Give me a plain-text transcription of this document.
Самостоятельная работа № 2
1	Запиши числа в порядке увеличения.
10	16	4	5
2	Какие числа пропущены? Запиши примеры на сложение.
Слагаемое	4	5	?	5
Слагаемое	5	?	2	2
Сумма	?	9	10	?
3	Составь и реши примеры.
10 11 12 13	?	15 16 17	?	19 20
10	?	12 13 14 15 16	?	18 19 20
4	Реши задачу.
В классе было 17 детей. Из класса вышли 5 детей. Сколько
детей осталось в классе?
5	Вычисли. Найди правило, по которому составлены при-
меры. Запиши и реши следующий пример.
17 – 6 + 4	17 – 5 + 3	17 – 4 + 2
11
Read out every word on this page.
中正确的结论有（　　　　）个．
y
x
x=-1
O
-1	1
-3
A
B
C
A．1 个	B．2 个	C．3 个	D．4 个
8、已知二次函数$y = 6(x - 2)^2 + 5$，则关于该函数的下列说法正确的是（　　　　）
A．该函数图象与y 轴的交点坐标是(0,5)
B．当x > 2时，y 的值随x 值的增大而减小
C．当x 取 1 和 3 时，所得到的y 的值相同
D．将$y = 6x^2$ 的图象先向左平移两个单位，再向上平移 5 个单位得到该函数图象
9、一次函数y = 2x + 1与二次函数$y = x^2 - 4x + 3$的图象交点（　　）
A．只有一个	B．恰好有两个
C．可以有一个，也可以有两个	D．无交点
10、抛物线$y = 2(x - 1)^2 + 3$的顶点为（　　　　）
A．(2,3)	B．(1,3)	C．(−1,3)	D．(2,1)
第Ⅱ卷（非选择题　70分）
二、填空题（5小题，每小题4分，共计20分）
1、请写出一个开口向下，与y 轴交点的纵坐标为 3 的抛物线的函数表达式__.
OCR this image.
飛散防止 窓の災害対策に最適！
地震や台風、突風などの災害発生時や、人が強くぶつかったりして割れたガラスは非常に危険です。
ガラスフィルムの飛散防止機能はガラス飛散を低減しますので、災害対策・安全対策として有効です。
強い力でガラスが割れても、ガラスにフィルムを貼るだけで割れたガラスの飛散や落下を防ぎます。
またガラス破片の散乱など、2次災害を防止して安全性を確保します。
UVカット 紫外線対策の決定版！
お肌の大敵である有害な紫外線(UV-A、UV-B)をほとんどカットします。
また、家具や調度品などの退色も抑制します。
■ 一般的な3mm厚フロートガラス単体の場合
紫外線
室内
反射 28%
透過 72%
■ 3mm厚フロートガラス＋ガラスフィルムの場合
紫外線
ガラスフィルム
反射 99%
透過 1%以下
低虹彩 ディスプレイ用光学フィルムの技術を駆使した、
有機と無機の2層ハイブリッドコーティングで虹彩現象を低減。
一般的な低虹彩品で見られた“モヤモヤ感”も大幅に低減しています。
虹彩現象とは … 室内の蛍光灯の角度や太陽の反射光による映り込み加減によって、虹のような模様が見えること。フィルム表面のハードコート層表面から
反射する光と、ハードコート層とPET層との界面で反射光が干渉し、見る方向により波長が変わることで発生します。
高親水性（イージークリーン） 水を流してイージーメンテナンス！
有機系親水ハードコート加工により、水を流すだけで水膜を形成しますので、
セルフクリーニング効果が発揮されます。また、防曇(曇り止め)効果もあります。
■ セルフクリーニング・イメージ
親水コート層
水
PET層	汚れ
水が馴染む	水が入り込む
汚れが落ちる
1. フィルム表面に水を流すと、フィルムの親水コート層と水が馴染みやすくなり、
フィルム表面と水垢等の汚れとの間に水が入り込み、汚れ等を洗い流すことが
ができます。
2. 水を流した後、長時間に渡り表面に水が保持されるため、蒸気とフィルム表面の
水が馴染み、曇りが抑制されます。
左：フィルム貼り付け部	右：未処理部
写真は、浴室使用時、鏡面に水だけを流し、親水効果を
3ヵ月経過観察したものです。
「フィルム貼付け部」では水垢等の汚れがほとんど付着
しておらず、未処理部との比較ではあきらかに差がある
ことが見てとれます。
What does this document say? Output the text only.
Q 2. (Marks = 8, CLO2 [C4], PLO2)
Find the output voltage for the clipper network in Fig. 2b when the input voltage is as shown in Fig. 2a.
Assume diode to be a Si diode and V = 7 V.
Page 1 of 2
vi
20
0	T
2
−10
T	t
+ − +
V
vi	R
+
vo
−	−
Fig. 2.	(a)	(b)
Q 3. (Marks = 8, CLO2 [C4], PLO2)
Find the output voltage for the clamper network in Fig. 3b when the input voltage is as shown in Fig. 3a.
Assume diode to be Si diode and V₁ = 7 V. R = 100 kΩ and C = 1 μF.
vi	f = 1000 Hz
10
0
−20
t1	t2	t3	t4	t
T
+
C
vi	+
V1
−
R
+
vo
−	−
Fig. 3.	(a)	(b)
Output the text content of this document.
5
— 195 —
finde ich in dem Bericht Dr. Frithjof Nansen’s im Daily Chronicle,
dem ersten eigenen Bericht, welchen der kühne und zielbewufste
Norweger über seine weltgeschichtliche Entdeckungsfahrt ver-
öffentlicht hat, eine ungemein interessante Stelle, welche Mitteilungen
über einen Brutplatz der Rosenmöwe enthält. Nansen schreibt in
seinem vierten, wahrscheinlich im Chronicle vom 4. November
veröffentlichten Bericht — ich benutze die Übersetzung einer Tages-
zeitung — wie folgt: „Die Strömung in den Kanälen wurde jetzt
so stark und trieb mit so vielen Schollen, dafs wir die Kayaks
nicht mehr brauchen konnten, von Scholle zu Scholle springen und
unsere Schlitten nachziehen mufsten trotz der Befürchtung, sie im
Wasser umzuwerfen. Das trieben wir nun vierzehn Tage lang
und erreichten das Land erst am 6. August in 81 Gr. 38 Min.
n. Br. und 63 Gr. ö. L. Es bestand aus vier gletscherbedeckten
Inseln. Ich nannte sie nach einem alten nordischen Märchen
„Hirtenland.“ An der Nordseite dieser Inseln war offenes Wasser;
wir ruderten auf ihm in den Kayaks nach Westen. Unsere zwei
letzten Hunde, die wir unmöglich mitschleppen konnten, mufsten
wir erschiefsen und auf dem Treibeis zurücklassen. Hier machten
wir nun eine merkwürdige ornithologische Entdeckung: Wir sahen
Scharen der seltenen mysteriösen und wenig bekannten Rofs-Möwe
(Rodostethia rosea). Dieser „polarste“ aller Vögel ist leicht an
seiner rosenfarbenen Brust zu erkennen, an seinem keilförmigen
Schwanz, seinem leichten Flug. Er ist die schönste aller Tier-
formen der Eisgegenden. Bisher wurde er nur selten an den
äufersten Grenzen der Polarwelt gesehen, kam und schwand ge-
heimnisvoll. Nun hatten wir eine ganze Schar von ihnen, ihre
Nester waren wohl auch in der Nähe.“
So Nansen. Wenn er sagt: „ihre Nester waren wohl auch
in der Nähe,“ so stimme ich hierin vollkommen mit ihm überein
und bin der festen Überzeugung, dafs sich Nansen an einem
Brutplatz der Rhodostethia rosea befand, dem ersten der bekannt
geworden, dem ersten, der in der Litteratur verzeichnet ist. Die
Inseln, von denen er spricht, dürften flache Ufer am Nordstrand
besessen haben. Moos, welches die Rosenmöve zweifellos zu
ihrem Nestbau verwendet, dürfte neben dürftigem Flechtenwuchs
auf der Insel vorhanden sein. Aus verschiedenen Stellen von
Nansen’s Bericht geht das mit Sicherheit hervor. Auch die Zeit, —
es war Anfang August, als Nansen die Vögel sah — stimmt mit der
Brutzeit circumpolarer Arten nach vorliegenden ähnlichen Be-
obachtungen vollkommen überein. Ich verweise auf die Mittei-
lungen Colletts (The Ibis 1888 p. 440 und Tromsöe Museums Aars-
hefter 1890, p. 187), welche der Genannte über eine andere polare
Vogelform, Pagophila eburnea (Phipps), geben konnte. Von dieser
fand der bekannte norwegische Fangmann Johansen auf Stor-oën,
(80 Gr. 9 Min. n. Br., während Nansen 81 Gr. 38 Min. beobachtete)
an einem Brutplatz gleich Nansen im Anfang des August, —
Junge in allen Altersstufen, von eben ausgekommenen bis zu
-------
**The exercise:**
Isolate the lines that hold the word "August" and copy all of them.

**Answer to the exercise:**
und erreichten das Land erst am 6. August in 81 Gr. 38 Min.
es war Anfang August, als Nansen die Vögel sah — stimmt mit der
an einem Brutplatz gleich Nansen im Anfang des August, —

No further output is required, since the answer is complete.